** WHAT YOU NEED TO DO **
Would you return the complete listing below word for word?

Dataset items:
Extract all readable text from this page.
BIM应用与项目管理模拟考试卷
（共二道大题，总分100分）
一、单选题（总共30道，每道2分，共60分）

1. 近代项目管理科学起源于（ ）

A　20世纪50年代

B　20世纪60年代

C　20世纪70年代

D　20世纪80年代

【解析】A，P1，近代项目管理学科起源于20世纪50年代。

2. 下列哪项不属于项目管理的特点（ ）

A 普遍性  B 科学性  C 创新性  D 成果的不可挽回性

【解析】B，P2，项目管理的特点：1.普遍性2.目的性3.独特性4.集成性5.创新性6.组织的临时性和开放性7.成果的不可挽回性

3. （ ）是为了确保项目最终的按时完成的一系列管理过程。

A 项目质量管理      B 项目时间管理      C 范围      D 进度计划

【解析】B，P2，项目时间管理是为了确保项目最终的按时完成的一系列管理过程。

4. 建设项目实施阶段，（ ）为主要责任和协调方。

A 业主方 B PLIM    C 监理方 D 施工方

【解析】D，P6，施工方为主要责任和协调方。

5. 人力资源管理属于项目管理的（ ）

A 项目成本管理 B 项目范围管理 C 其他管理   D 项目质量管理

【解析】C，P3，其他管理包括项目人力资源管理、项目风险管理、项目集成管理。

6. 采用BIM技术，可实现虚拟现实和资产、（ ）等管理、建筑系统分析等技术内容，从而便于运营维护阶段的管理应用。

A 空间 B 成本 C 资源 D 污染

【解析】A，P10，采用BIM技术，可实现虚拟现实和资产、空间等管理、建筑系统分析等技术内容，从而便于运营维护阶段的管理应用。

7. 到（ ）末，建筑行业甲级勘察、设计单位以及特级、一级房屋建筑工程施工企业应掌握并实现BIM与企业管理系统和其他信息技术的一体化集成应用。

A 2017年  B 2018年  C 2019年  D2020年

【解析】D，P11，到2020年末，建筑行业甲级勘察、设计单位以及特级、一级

** SOLUTION **
Extract all readable text from this page.
BIM应用与项目管理模拟考试卷
（共二道大题，总分100分）
一、单选题（总共30道，每道2分，共60分）

1. 近代项目管理科学起源于（ ）

A　20世纪50年代

B　20世纪60年代

C　20世纪70年代

D　20世纪80年代

【解析】A，P1，近代项目管理学科起源于20世纪50年代。

2. 下列哪项不属于项目管理的特点（ ）

A 普遍性  B 科学性  C 创新性  D 成果的不可挽回性

【解析】B，P2，项目管理的特点：1.普遍性2.目的性3.独特性4.集成性5.创新性6.组织的临时性和开放性7.成果的不可挽回性

3. （ ）是为了确保项目最终的按时完成的一系列管理过程。

A 项目质量管理      B 项目时间管理      C 范围      D 进度计划

【解析】B，P2，项目时间管理是为了确保项目最终的按时完成的一系列管理过程。

4. 建设项目实施阶段，（ ）为主要责任和协调方。

A 业主方 B PLIM    C 监理方 D 施工方

【解析】D，P6，施工方为主要责任和协调方。

5. 人力资源管理属于项目管理的（ ）

A 项目成本管理 B 项目范围管理 C 其他管理   D 项目质量管理

【解析】C，P3，其他管理包括项目人力资源管理、项目风险管理、项目集成管理。

6. 采用BIM技术，可实现虚拟现实和资产、（ ）等管理、建筑系统分析等技术内容，从而便于运营维护阶段的管理应用。

A 空间 B 成本 C 资源 D 污染

【解析】A，P10，采用BIM技术，可实现虚拟现实和资产、空间等管理、建筑系统分析等技术内容，从而便于运营维护阶段的管理应用。

7. 到（ ）末，建筑行业甲级勘察、设计单位以及特级、一级房屋建筑工程施工企业应掌握并实现BIM与企业管理系统和其他信息技术的一体化集成应用。

A 2017年  B 2018年  C 2019年  D2020年

【解析】D，P11，到2020年末，建筑行业甲级勘察、设计单位以及特级、一级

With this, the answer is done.